(Records about charts and figures)
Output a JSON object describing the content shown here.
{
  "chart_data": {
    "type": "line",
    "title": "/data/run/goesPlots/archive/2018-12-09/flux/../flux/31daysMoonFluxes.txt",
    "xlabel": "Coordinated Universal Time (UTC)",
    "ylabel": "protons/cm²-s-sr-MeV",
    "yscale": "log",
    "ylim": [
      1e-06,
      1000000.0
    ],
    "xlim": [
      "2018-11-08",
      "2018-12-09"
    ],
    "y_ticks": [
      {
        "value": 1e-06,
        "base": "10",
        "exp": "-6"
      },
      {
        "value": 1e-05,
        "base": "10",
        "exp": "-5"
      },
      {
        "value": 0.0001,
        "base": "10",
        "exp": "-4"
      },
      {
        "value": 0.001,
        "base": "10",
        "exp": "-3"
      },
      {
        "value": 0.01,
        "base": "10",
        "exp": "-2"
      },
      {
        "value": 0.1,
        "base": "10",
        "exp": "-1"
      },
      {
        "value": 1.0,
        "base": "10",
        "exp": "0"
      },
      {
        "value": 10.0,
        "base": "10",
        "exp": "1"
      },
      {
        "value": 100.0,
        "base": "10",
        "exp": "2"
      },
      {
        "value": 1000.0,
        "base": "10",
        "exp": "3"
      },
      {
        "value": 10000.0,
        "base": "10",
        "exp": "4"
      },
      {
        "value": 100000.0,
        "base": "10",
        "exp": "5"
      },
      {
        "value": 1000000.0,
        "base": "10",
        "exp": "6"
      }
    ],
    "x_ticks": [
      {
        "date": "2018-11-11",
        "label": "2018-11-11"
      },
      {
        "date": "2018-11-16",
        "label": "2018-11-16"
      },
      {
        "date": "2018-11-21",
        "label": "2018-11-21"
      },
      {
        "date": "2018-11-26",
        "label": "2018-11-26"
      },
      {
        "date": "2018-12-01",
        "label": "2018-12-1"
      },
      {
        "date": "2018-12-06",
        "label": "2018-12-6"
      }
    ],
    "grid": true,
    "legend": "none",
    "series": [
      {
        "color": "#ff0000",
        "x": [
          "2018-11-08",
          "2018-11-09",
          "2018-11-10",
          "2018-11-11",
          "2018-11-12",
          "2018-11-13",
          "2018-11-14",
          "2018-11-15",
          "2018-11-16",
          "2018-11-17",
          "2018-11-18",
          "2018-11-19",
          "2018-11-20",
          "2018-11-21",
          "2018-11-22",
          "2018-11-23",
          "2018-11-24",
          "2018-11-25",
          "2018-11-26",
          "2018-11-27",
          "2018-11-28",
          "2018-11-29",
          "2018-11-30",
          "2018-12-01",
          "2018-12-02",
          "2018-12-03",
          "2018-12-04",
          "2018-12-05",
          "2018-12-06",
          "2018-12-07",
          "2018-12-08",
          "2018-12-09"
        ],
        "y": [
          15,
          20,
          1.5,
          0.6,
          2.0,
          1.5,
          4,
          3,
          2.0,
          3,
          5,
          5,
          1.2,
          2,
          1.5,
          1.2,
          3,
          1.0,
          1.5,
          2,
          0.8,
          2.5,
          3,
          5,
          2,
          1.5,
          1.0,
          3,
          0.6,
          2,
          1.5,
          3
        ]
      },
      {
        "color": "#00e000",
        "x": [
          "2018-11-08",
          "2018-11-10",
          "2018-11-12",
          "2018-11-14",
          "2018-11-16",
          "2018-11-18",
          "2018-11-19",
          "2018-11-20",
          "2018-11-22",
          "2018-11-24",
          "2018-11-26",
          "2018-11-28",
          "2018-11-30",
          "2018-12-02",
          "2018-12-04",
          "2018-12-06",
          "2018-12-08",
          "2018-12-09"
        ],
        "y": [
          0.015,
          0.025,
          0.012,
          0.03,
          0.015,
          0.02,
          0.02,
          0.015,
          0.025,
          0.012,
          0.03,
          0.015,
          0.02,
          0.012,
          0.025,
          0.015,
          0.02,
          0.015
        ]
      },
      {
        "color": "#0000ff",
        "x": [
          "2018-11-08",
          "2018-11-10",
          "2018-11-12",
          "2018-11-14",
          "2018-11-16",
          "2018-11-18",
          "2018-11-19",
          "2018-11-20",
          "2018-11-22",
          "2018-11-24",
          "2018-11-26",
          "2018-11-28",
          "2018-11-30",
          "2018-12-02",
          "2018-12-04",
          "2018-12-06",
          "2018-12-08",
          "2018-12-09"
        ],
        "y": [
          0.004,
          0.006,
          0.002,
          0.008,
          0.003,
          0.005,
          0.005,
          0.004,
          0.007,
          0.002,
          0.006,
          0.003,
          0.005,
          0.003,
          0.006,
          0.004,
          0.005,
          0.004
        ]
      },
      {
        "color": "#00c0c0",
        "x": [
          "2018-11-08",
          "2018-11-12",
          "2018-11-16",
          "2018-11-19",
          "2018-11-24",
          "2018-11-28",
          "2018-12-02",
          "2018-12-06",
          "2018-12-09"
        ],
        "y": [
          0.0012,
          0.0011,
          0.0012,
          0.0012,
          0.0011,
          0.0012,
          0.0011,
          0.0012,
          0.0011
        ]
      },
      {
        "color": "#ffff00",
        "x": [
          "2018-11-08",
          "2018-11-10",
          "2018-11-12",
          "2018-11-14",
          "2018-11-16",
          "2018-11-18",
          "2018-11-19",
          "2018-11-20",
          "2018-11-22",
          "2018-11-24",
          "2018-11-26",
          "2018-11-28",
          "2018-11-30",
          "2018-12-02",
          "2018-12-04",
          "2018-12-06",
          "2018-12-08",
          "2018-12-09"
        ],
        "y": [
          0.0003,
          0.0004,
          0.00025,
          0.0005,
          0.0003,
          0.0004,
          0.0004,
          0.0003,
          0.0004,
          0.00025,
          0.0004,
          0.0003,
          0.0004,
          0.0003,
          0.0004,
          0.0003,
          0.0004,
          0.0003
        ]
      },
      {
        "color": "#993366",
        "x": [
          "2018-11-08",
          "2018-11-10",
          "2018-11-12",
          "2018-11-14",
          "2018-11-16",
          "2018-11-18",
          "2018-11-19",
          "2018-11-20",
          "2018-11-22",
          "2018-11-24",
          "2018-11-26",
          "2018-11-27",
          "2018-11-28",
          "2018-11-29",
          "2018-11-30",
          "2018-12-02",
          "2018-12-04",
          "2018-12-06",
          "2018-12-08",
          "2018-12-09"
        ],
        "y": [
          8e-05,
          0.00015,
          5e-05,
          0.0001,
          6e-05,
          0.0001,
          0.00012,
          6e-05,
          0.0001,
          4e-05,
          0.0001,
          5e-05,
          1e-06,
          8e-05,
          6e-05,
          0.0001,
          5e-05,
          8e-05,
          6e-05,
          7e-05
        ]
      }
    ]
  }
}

EXERCISE DESCRIPTION ▸
Search the data for "date" and list every line in which it occurs.

COMPLETE RESPONSE ▸
        "date": "2018-11-11",
        "date": "2018-11-16",
        "date": "2018-11-21",
        "date": "2018-11-26",
        "date": "2018-12-01",
        "date": "2018-12-06",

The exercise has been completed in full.